> _Directions_
1. Output the part of the Tuncel Kurtiz biography that begins with the words containing "- Born: 1 February" and ends with "many international productions.", copied word for word.
2. Return the lines of the listing from its first line through the line containing "plus-circle-icon[interactable]: [854, 471, 894, 511]", reproduced verbatim and with both ends included.

> _Supplied passage_
- Born: 1 February 1936 Kocaeli Province, Turkey
- Died: 27 September 2013 (aged 77) Etiler, Istanbul, Turkey
- Education: English philology
- Alma mater: Istanbul University
- Occupations: Actor, playwright and film producer
- Years active: 1958–2013
- Spouse: Menend Kurtiz
- Awards: Golden Orange Award for Best Screenplay (1981) Golden Orange Award for Best Supporting Actor (1994) Golden Boll Award for Best Supporting Actor (1994) Golden Orange Award for Best Supporting Actor (2007)

= Tuncel Kurtiz =

Turkish actor and director (1936–2013)

Tuncel Tayanç Kurtiz (1 February 1936 - 27 September 2013) was a Turkish theatre, movie and TV series actor, playwright, and film director. From 1964 until his death in 2013, he acted in more than 70 movies, including many international productions.

==Early years==
He was born in Bahçecik, Kocaeli, a town in Turkey. His father was a district governor (kaymakam). His mother was a teacher and of Bosniak descent. His parents' occupation was the reason the family lived in many places across the country over the years. After graduating from the Haydarpaşa High School in Istanbul, Kurtiz studied English philology at Istanbul University.

==Career==
He soon started a career as a theatre actor actor. From 1958, Kurtiz performed on many stages in Istanbul, in state and private theatres. He was also on the stage at Gothenburg City Theatre, Stockholm Royal Theatre and Swedish Theatre in Sweden, Schaubühne Berlin, Frankfurt City Theatre and Hamburg City Theatre in Germany and at Peter Brook Shakespeare Royal Theatre in England. Kurtiz directed plays for the German-Turkish theatre project "Türkisches Ensemble" in the late 1970s.

During his university years and the military service period, he became friends with the renowned film director Yılmaz Güney. They made a number of films together. Their 1970 film Umut was prohibited from leaving Turkey, but a smuggled copy was shown at the Cannes Film Festival.

His first film role was in Şeytanın Uşakları, shot in 1964. Since then, Tuncel Kurtiz played also in many international productions like Swedish, German, Dutch, Italian, French, British, Israel and Indian films and TV series, mostly in the original language.

> _Records for the task_
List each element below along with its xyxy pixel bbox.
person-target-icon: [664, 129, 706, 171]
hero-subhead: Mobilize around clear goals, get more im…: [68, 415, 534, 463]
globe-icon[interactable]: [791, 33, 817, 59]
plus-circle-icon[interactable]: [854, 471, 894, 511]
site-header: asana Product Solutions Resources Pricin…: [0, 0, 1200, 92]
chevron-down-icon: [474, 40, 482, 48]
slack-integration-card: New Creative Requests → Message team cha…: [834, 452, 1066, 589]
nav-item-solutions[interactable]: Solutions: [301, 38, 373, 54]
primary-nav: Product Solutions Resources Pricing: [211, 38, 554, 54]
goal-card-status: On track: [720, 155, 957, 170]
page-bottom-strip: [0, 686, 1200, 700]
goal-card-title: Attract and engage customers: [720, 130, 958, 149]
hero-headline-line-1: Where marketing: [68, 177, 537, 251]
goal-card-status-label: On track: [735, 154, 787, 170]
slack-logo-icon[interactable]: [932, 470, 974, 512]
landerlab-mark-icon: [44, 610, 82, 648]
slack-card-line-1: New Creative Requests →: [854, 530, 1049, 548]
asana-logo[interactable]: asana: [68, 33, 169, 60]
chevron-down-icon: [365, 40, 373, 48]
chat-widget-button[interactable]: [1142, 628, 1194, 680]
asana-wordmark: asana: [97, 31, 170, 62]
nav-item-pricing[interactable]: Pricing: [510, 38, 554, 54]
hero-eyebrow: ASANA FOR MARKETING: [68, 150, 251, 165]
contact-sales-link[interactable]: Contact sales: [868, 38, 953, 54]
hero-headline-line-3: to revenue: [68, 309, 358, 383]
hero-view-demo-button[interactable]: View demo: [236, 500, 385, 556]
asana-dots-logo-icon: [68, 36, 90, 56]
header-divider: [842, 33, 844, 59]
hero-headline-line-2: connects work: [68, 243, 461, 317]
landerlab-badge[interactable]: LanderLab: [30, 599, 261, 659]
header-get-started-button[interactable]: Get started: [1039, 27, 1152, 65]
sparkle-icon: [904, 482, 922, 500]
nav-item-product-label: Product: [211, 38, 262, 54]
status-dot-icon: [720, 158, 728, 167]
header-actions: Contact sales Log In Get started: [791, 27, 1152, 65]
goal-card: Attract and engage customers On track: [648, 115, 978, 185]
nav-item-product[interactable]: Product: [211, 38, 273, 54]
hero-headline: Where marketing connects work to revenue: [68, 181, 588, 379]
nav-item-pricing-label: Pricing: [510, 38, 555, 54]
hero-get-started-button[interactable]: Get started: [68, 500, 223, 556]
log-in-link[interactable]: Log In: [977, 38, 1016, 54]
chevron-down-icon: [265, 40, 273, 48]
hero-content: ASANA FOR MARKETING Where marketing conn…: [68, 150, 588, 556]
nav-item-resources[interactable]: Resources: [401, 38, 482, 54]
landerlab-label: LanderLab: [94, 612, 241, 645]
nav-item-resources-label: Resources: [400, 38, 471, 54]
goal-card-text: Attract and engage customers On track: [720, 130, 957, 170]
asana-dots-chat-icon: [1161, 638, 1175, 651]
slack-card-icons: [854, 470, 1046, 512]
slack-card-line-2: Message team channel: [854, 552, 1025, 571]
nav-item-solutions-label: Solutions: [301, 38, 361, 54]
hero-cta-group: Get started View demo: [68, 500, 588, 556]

> _Outputs for the tasks_
1.
- Born: 1 February 1936 Kocaeli Province, Turkey
- Died: 27 September 2013 (aged 77) Etiler, Istanbul, Turkey
- Education: English philology
- Alma mater: Istanbul University
- Occupations: Actor, playwright and film producer
- Years active: 1958–2013
- Spouse: Menend Kurtiz
- Awards: Golden Orange Award for Best Screenplay (1981) Golden Orange Award for Best Supporting Actor (1994) Golden Boll Award for Best Supporting Actor (1994) Golden Orange Award for Best Supporting Actor (2007)

= Tuncel Kurtiz =

Turkish actor and director (1936–2013)

Tuncel Tayanç Kurtiz (1 February 1936 - 27 September 2013) was a Turkish theatre, movie and TV series actor, playwright, and film director. From 1964 until his death in 2013, he acted in more than 70 movies, including many international productions.

2.
List each element below along with its xyxy pixel bbox.
person-target-icon: [664, 129, 706, 171]
hero-subhead: Mobilize around clear goals, get more im…: [68, 415, 534, 463]
globe-icon[interactable]: [791, 33, 817, 59]
plus-circle-icon[interactable]: [854, 471, 894, 511]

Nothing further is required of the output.